Stored data entries

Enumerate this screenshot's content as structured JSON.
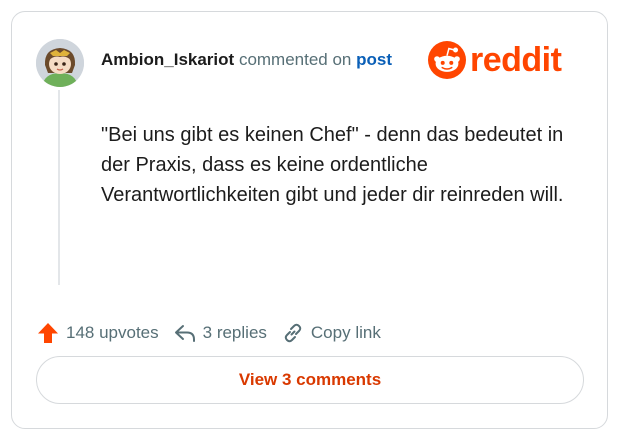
{
  "comment": {
    "author": "Ambion_Iskariot",
    "action_text": "commented on",
    "post_link_label": "post",
    "body": "\"Bei uns gibt es keinen Chef\" - denn das bedeutet in der Praxis, dass es keine ordentliche Verantwortlichkeiten gibt und jeder dir reinreden will."
  },
  "brand": {
    "name": "reddit",
    "color": "#ff4500"
  },
  "stats": {
    "upvotes_label": "148 upvotes",
    "replies_label": "3 replies",
    "copy_link_label": "Copy link"
  },
  "view_comments_label": "View 3 comments",
  "icons": {
    "upvote": "upvote-arrow-icon",
    "reply": "reply-arrow-icon",
    "link": "chain-link-icon",
    "logo": "reddit-snoo-icon"
  }
}
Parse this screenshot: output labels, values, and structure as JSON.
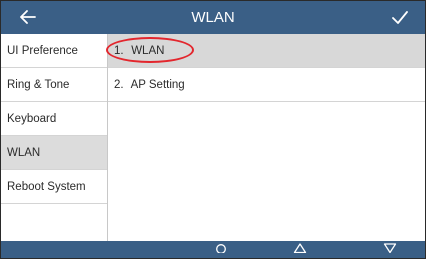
{
  "header": {
    "title": "WLAN",
    "back_icon": "arrow-left-icon",
    "confirm_icon": "checkmark-icon"
  },
  "sidebar": {
    "items": [
      {
        "label": "UI Preference",
        "active": false
      },
      {
        "label": "Ring & Tone",
        "active": false
      },
      {
        "label": "Keyboard",
        "active": false
      },
      {
        "label": "WLAN",
        "active": true
      },
      {
        "label": "Reboot System",
        "active": false
      }
    ]
  },
  "main": {
    "items": [
      {
        "number": "1.",
        "label": "WLAN",
        "active": true
      },
      {
        "number": "2.",
        "label": "AP Setting",
        "active": false
      }
    ]
  },
  "softkeys": {
    "icons": [
      "circle-icon",
      "triangle-up-icon",
      "triangle-down-icon"
    ]
  },
  "colors": {
    "bar": "#3a5f86",
    "selected_row": "#d8d8d8",
    "annotation": "#e3262d"
  }
}
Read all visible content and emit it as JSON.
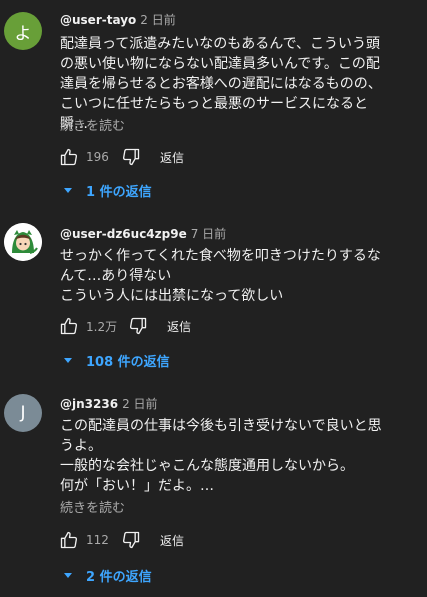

- SHORT TASK:
Count every line in the data that contains the word "content", then give that count and nothing else.

- WRITTEN ANSWER:
2